◆ WHAT YOU ARE ASKED TO DO
Of all the lines in this data, how many include "caption"? Respond with the number only.
= = = =
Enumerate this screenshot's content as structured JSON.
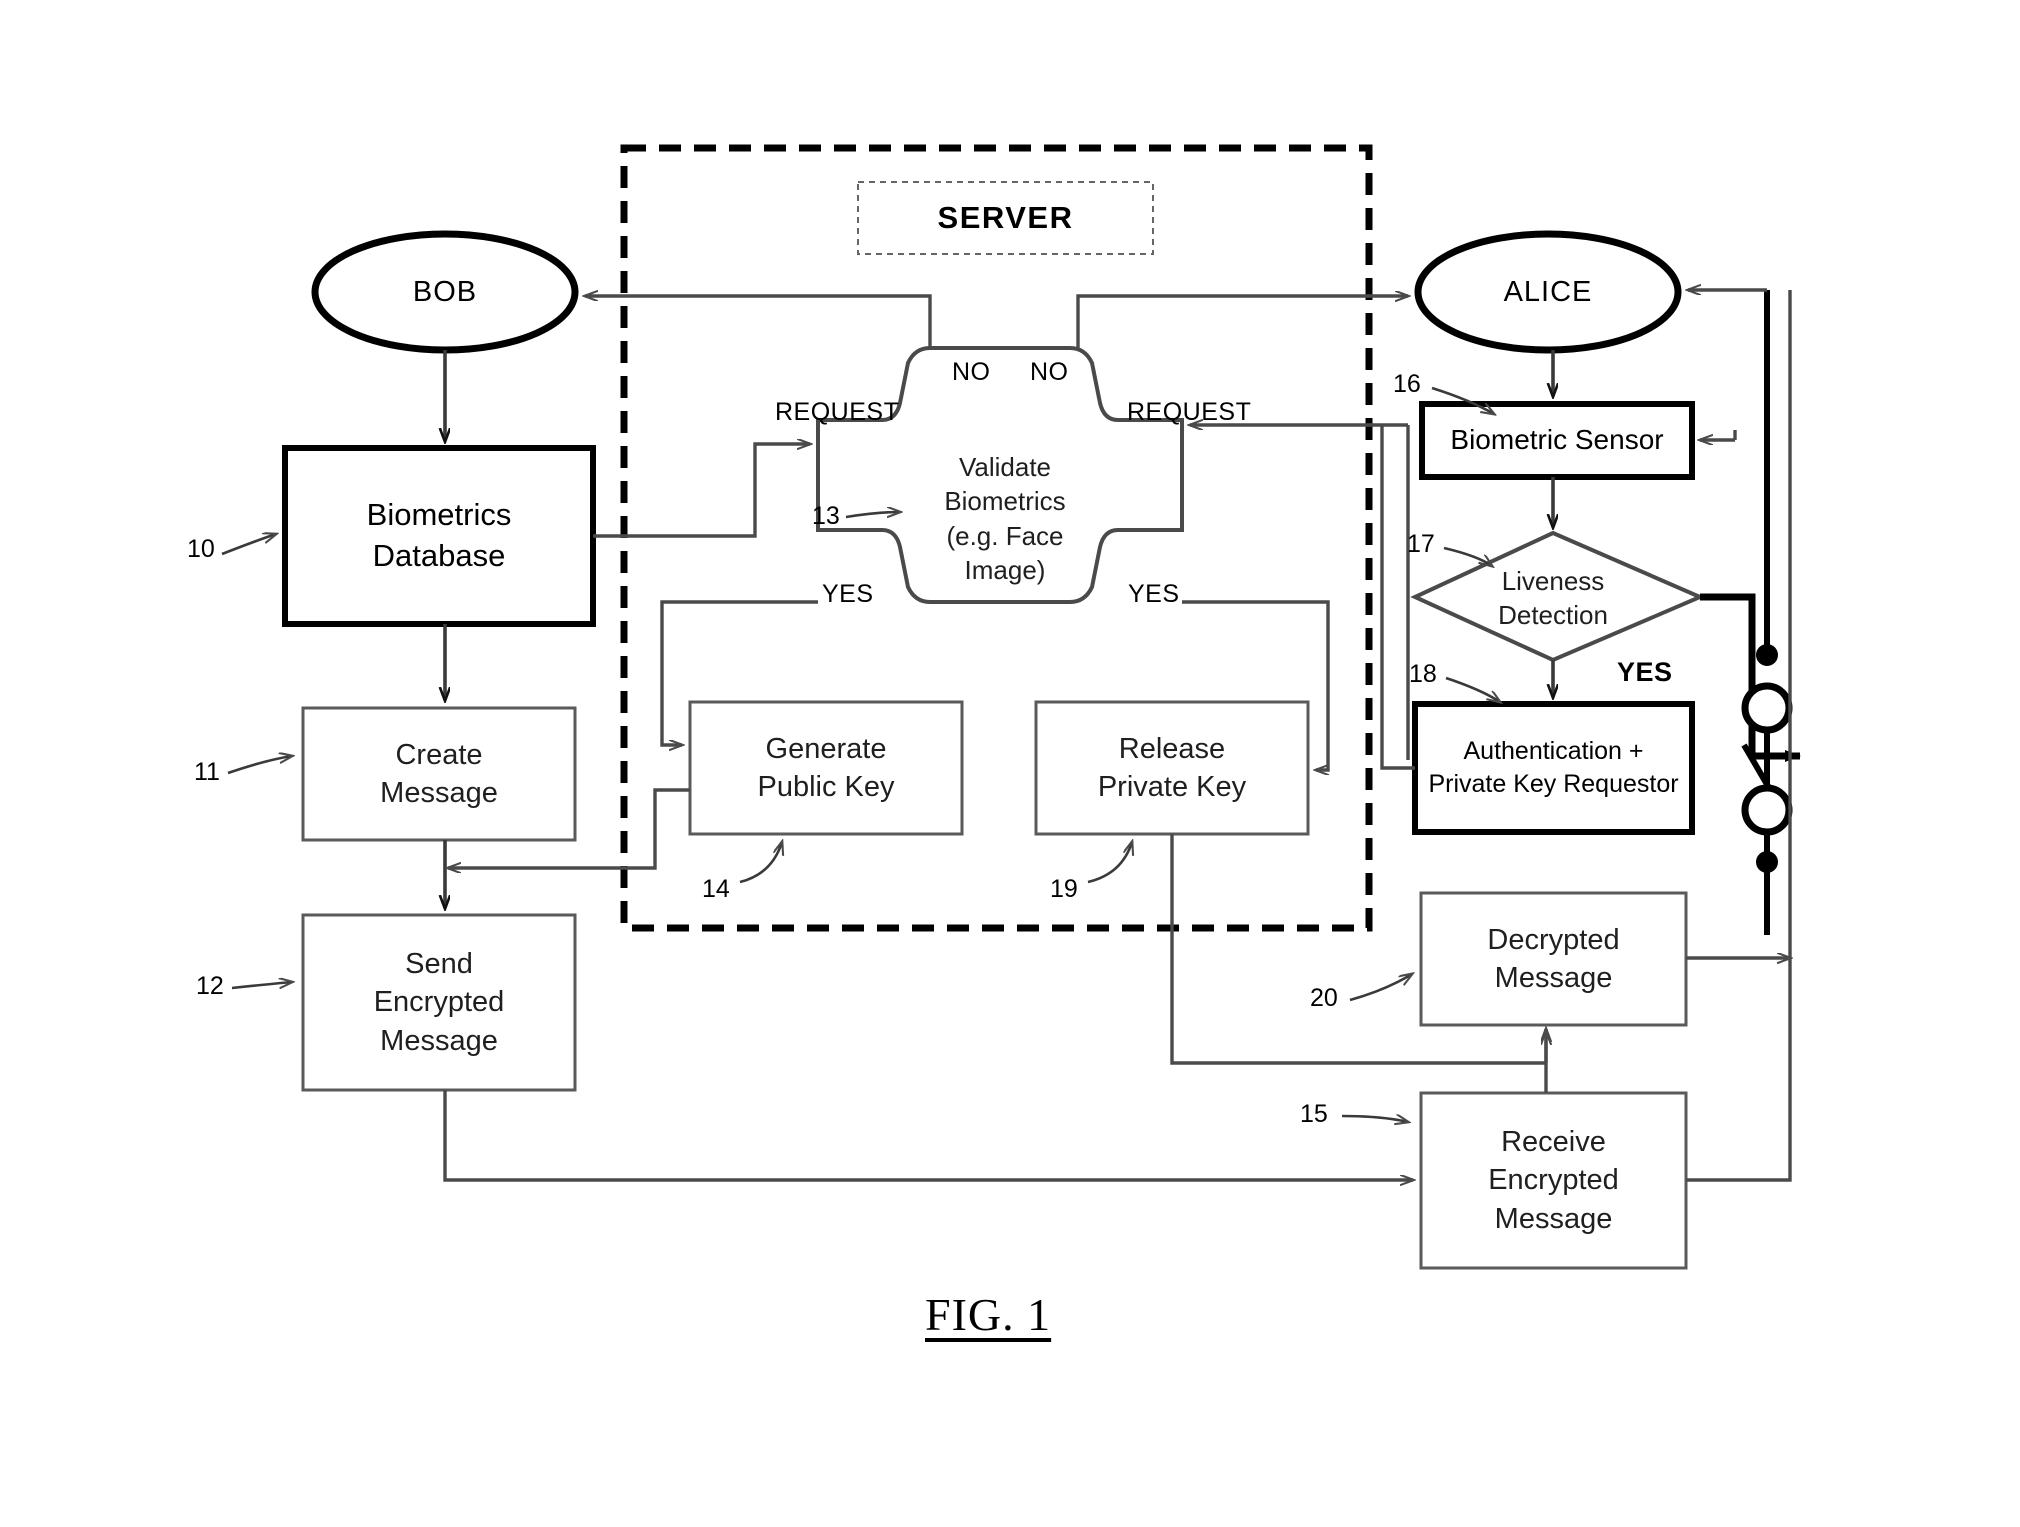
{
  "figure": {
    "caption": "FIG. 1",
    "server_boundary_label": "SERVER"
  },
  "actors": {
    "bob": "BOB",
    "alice": "ALICE"
  },
  "nodes": {
    "biometrics_database": {
      "label": "Biometrics\nDatabase",
      "ref": "10"
    },
    "create_message": {
      "label": "Create\nMessage",
      "ref": "11"
    },
    "send_encrypted_message": {
      "label": "Send\nEncrypted\nMessage",
      "ref": "12"
    },
    "validate_biometrics": {
      "label": "Validate\nBiometrics\n(e.g. Face\nImage)",
      "ref": "13"
    },
    "generate_public_key": {
      "label": "Generate\nPublic Key",
      "ref": "14"
    },
    "release_private_key": {
      "label": "Release\nPrivate Key",
      "ref": "19"
    },
    "biometric_sensor": {
      "label": "Biometric Sensor",
      "ref": "16"
    },
    "liveness_detection": {
      "label": "Liveness\nDetection",
      "ref": "17"
    },
    "authentication_requestor": {
      "label": "Authentication +\nPrivate Key Requestor",
      "ref": "18"
    },
    "receive_encrypted_message": {
      "label": "Receive\nEncrypted\nMessage",
      "ref": "15"
    },
    "decrypted_message": {
      "label": "Decrypted\nMessage",
      "ref": "20"
    }
  },
  "edge_labels": {
    "request_left": "REQUEST",
    "request_right": "REQUEST",
    "no_left": "NO",
    "no_right": "NO",
    "yes_left": "YES",
    "yes_right": "YES",
    "yes_liveness": "YES"
  },
  "colors": {
    "stroke_heavy": "#000000",
    "stroke_light": "#595959",
    "background": "#ffffff"
  }
}
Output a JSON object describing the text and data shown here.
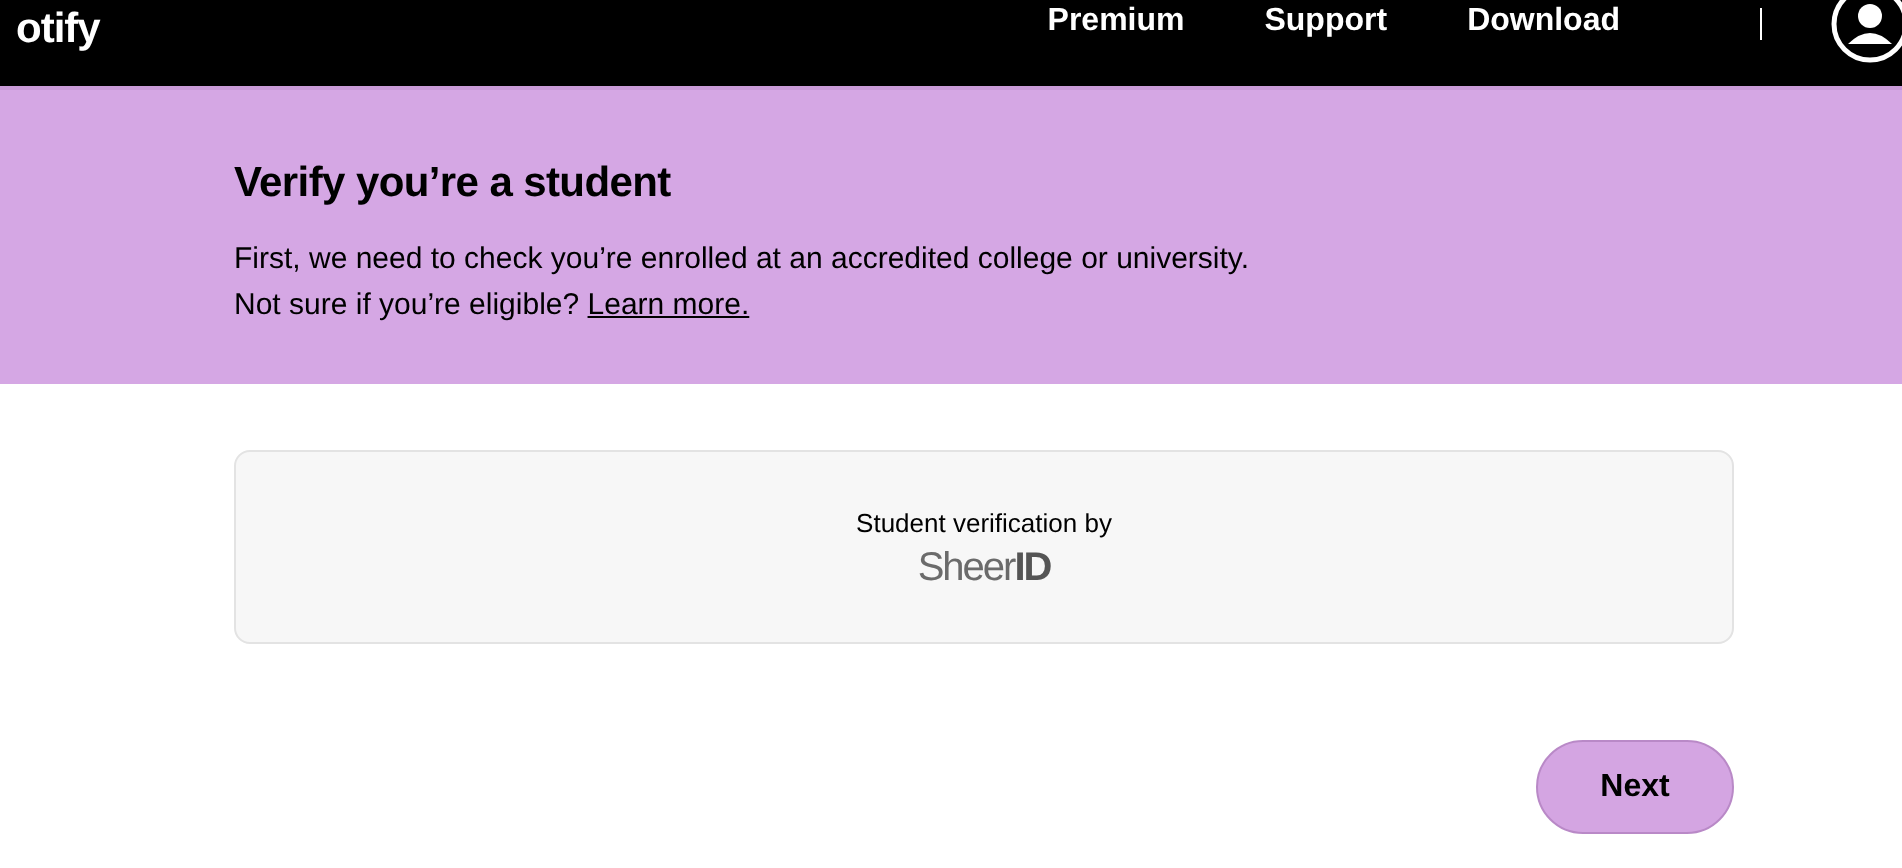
{
  "header": {
    "logo": "otify",
    "nav": [
      {
        "label": "Premium"
      },
      {
        "label": "Support"
      },
      {
        "label": "Download"
      }
    ]
  },
  "banner": {
    "title": "Verify you’re a student",
    "lines": [
      "First, we need to check you’re enrolled at an accredited college or university.",
      "Not sure if you’re eligible?"
    ],
    "link": "Learn more."
  },
  "card": {
    "caption": "Student verification by",
    "logo": "SheerID"
  },
  "buttons": [
    {
      "label": "Next"
    }
  ]
}
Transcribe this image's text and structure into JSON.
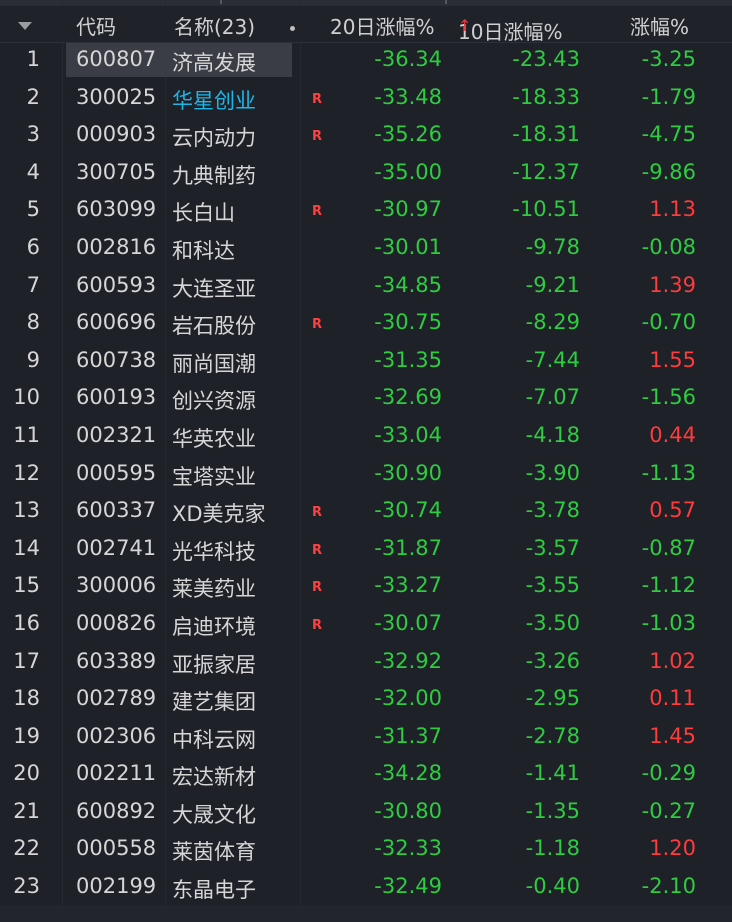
{
  "header": {
    "col_code": "代码",
    "col_name": "名称(23)",
    "col_20d": "20日涨幅%",
    "col_10d": "10日涨幅%",
    "col_10d_sort": "↑",
    "col_chg": "涨幅%"
  },
  "colors": {
    "up": "#ff3b3b",
    "down": "#2ecc40",
    "highlight_name": "#1fb6e6",
    "background": "#1e2128"
  },
  "rows": [
    {
      "idx": "1",
      "code": "600807",
      "name": "济高发展",
      "r": "",
      "d20": "-36.34",
      "d10": "-23.43",
      "chg": "-3.25",
      "chg_dir": "down",
      "selected": true
    },
    {
      "idx": "2",
      "code": "300025",
      "name": "华星创业",
      "r": "R",
      "d20": "-33.48",
      "d10": "-18.33",
      "chg": "-1.79",
      "chg_dir": "down",
      "blue": true
    },
    {
      "idx": "3",
      "code": "000903",
      "name": "云内动力",
      "r": "R",
      "d20": "-35.26",
      "d10": "-18.31",
      "chg": "-4.75",
      "chg_dir": "down"
    },
    {
      "idx": "4",
      "code": "300705",
      "name": "九典制药",
      "r": "",
      "d20": "-35.00",
      "d10": "-12.37",
      "chg": "-9.86",
      "chg_dir": "down"
    },
    {
      "idx": "5",
      "code": "603099",
      "name": "长白山",
      "r": "R",
      "d20": "-30.97",
      "d10": "-10.51",
      "chg": "1.13",
      "chg_dir": "up"
    },
    {
      "idx": "6",
      "code": "002816",
      "name": "和科达",
      "r": "",
      "d20": "-30.01",
      "d10": "-9.78",
      "chg": "-0.08",
      "chg_dir": "down"
    },
    {
      "idx": "7",
      "code": "600593",
      "name": "大连圣亚",
      "r": "",
      "d20": "-34.85",
      "d10": "-9.21",
      "chg": "1.39",
      "chg_dir": "up"
    },
    {
      "idx": "8",
      "code": "600696",
      "name": "岩石股份",
      "r": "R",
      "d20": "-30.75",
      "d10": "-8.29",
      "chg": "-0.70",
      "chg_dir": "down"
    },
    {
      "idx": "9",
      "code": "600738",
      "name": "丽尚国潮",
      "r": "",
      "d20": "-31.35",
      "d10": "-7.44",
      "chg": "1.55",
      "chg_dir": "up"
    },
    {
      "idx": "10",
      "code": "600193",
      "name": "创兴资源",
      "r": "",
      "d20": "-32.69",
      "d10": "-7.07",
      "chg": "-1.56",
      "chg_dir": "down"
    },
    {
      "idx": "11",
      "code": "002321",
      "name": "华英农业",
      "r": "",
      "d20": "-33.04",
      "d10": "-4.18",
      "chg": "0.44",
      "chg_dir": "up"
    },
    {
      "idx": "12",
      "code": "000595",
      "name": "宝塔实业",
      "r": "",
      "d20": "-30.90",
      "d10": "-3.90",
      "chg": "-1.13",
      "chg_dir": "down"
    },
    {
      "idx": "13",
      "code": "600337",
      "name": "XD美克家",
      "r": "R",
      "d20": "-30.74",
      "d10": "-3.78",
      "chg": "0.57",
      "chg_dir": "up"
    },
    {
      "idx": "14",
      "code": "002741",
      "name": "光华科技",
      "r": "R",
      "d20": "-31.87",
      "d10": "-3.57",
      "chg": "-0.87",
      "chg_dir": "down"
    },
    {
      "idx": "15",
      "code": "300006",
      "name": "莱美药业",
      "r": "R",
      "d20": "-33.27",
      "d10": "-3.55",
      "chg": "-1.12",
      "chg_dir": "down"
    },
    {
      "idx": "16",
      "code": "000826",
      "name": "启迪环境",
      "r": "R",
      "d20": "-30.07",
      "d10": "-3.50",
      "chg": "-1.03",
      "chg_dir": "down"
    },
    {
      "idx": "17",
      "code": "603389",
      "name": "亚振家居",
      "r": "",
      "d20": "-32.92",
      "d10": "-3.26",
      "chg": "1.02",
      "chg_dir": "up"
    },
    {
      "idx": "18",
      "code": "002789",
      "name": "建艺集团",
      "r": "",
      "d20": "-32.00",
      "d10": "-2.95",
      "chg": "0.11",
      "chg_dir": "up"
    },
    {
      "idx": "19",
      "code": "002306",
      "name": "中科云网",
      "r": "",
      "d20": "-31.37",
      "d10": "-2.78",
      "chg": "1.45",
      "chg_dir": "up"
    },
    {
      "idx": "20",
      "code": "002211",
      "name": "宏达新材",
      "r": "",
      "d20": "-34.28",
      "d10": "-1.41",
      "chg": "-0.29",
      "chg_dir": "down"
    },
    {
      "idx": "21",
      "code": "600892",
      "name": "大晟文化",
      "r": "",
      "d20": "-30.80",
      "d10": "-1.35",
      "chg": "-0.27",
      "chg_dir": "down"
    },
    {
      "idx": "22",
      "code": "000558",
      "name": "莱茵体育",
      "r": "",
      "d20": "-32.33",
      "d10": "-1.18",
      "chg": "1.20",
      "chg_dir": "up"
    },
    {
      "idx": "23",
      "code": "002199",
      "name": "东晶电子",
      "r": "",
      "d20": "-32.49",
      "d10": "-0.40",
      "chg": "-2.10",
      "chg_dir": "down"
    }
  ]
}
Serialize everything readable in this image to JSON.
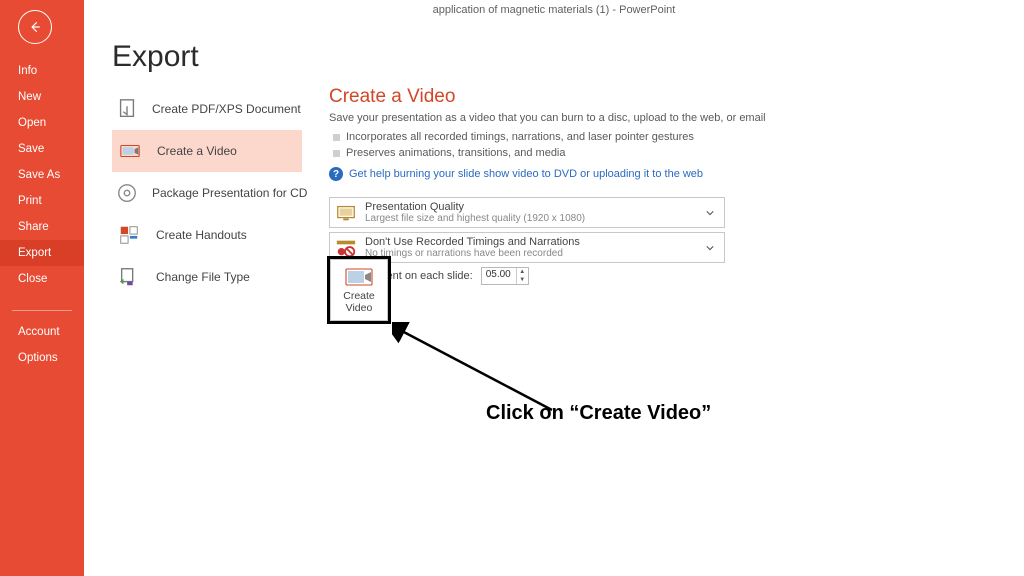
= = = =
◆ COMPLETE OUTPUT
2